===== Provided entries =====

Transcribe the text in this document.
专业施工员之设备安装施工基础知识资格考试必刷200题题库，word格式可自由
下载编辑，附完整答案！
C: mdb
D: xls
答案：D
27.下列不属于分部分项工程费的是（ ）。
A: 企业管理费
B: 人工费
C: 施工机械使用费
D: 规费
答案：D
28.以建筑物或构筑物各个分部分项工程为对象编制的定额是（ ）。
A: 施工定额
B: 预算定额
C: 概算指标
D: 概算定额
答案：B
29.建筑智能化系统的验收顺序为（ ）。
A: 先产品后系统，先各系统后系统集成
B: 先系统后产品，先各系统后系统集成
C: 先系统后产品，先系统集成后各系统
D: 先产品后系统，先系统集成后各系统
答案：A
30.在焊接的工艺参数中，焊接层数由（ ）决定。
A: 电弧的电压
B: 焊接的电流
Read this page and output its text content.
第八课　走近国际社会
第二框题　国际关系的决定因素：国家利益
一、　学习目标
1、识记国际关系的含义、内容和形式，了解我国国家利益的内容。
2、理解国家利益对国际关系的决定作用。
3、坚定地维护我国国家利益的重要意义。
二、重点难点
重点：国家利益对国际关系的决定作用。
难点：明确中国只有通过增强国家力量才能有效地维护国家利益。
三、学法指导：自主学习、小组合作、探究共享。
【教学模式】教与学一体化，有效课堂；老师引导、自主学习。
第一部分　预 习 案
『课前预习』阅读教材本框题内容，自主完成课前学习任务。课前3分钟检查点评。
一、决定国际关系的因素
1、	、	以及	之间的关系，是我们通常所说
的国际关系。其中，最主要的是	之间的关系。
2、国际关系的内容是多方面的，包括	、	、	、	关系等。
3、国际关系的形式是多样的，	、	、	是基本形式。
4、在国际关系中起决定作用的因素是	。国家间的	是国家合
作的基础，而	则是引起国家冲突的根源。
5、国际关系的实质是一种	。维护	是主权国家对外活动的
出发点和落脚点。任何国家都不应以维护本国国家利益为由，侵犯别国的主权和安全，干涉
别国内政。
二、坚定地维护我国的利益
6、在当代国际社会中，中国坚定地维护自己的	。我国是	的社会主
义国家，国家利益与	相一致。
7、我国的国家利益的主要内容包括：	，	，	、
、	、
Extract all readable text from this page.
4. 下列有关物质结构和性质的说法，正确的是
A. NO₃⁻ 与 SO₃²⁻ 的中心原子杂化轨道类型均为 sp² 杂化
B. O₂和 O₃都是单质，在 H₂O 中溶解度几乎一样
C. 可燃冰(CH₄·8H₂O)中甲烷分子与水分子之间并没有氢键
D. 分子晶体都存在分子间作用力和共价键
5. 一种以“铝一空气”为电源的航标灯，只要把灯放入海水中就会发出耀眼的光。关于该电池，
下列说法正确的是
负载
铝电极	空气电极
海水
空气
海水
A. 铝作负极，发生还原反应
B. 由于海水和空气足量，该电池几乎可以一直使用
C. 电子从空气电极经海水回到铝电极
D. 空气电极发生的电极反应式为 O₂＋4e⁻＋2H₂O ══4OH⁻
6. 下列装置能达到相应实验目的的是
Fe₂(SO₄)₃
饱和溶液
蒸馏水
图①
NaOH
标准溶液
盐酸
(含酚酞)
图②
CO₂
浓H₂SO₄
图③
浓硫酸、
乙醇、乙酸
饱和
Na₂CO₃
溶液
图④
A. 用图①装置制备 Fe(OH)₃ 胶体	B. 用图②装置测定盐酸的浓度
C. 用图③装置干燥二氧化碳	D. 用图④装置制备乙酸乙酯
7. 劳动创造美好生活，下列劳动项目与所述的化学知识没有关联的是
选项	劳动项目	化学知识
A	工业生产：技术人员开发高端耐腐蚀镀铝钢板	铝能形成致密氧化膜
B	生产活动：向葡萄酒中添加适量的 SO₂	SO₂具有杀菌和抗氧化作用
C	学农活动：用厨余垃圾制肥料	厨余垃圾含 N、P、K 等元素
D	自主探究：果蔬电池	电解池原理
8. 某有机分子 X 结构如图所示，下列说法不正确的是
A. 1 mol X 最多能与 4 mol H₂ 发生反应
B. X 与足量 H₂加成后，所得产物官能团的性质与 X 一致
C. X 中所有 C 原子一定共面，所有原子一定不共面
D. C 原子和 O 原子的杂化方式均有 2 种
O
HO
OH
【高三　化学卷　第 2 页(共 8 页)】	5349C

=====

The problem:
Reproduce each record shown above without altering a single word.

Final answer:
Transcribe the text in this document.
专业施工员之设备安装施工基础知识资格考试必刷200题题库，word格式可自由
下载编辑，附完整答案！
C: mdb
D: xls
答案：D
27.下列不属于分部分项工程费的是（ ）。
A: 企业管理费
B: 人工费
C: 施工机械使用费
D: 规费
答案：D
28.以建筑物或构筑物各个分部分项工程为对象编制的定额是（ ）。
A: 施工定额
B: 预算定额
C: 概算指标
D: 概算定额
答案：B
29.建筑智能化系统的验收顺序为（ ）。
A: 先产品后系统，先各系统后系统集成
B: 先系统后产品，先各系统后系统集成
C: 先系统后产品，先系统集成后各系统
D: 先产品后系统，先系统集成后各系统
答案：A
30.在焊接的工艺参数中，焊接层数由（ ）决定。
A: 电弧的电压
B: 焊接的电流
Read this page and output its text content.
第八课　走近国际社会
第二框题　国际关系的决定因素：国家利益
一、　学习目标
1、识记国际关系的含义、内容和形式，了解我国国家利益的内容。
2、理解国家利益对国际关系的决定作用。
3、坚定地维护我国国家利益的重要意义。
二、重点难点
重点：国家利益对国际关系的决定作用。
难点：明确中国只有通过增强国家力量才能有效地维护国家利益。
三、学法指导：自主学习、小组合作、探究共享。
【教学模式】教与学一体化，有效课堂；老师引导、自主学习。
第一部分　预 习 案
『课前预习』阅读教材本框题内容，自主完成课前学习任务。课前3分钟检查点评。
一、决定国际关系的因素
1、	、	以及	之间的关系，是我们通常所说
的国际关系。其中，最主要的是	之间的关系。
2、国际关系的内容是多方面的，包括	、	、	、	关系等。
3、国际关系的形式是多样的，	、	、	是基本形式。
4、在国际关系中起决定作用的因素是	。国家间的	是国家合
作的基础，而	则是引起国家冲突的根源。
5、国际关系的实质是一种	。维护	是主权国家对外活动的
出发点和落脚点。任何国家都不应以维护本国国家利益为由，侵犯别国的主权和安全，干涉
别国内政。
二、坚定地维护我国的利益
6、在当代国际社会中，中国坚定地维护自己的	。我国是	的社会主
义国家，国家利益与	相一致。
7、我国的国家利益的主要内容包括：	，	，	、
、	、
Extract all readable text from this page.
4. 下列有关物质结构和性质的说法，正确的是
A. NO₃⁻ 与 SO₃²⁻ 的中心原子杂化轨道类型均为 sp² 杂化
B. O₂和 O₃都是单质，在 H₂O 中溶解度几乎一样
C. 可燃冰(CH₄·8H₂O)中甲烷分子与水分子之间并没有氢键
D. 分子晶体都存在分子间作用力和共价键
5. 一种以“铝一空气”为电源的航标灯，只要把灯放入海水中就会发出耀眼的光。关于该电池，
下列说法正确的是
负载
铝电极	空气电极
海水
空气
海水
A. 铝作负极，发生还原反应
B. 由于海水和空气足量，该电池几乎可以一直使用
C. 电子从空气电极经海水回到铝电极
D. 空气电极发生的电极反应式为 O₂＋4e⁻＋2H₂O ══4OH⁻
6. 下列装置能达到相应实验目的的是
Fe₂(SO₄)₃
饱和溶液
蒸馏水
图①
NaOH
标准溶液
盐酸
(含酚酞)
图②
CO₂
浓H₂SO₄
图③
浓硫酸、
乙醇、乙酸
饱和
Na₂CO₃
溶液
图④
A. 用图①装置制备 Fe(OH)₃ 胶体	B. 用图②装置测定盐酸的浓度
C. 用图③装置干燥二氧化碳	D. 用图④装置制备乙酸乙酯
7. 劳动创造美好生活，下列劳动项目与所述的化学知识没有关联的是
选项	劳动项目	化学知识
A	工业生产：技术人员开发高端耐腐蚀镀铝钢板	铝能形成致密氧化膜
B	生产活动：向葡萄酒中添加适量的 SO₂	SO₂具有杀菌和抗氧化作用
C	学农活动：用厨余垃圾制肥料	厨余垃圾含 N、P、K 等元素
D	自主探究：果蔬电池	电解池原理
8. 某有机分子 X 结构如图所示，下列说法不正确的是
A. 1 mol X 最多能与 4 mol H₂ 发生反应
B. X 与足量 H₂加成后，所得产物官能团的性质与 X 一致
C. X 中所有 C 原子一定共面，所有原子一定不共面
D. C 原子和 O 原子的杂化方式均有 2 种
O
HO
OH
【高三　化学卷　第 2 页(共 8 页)】	5349C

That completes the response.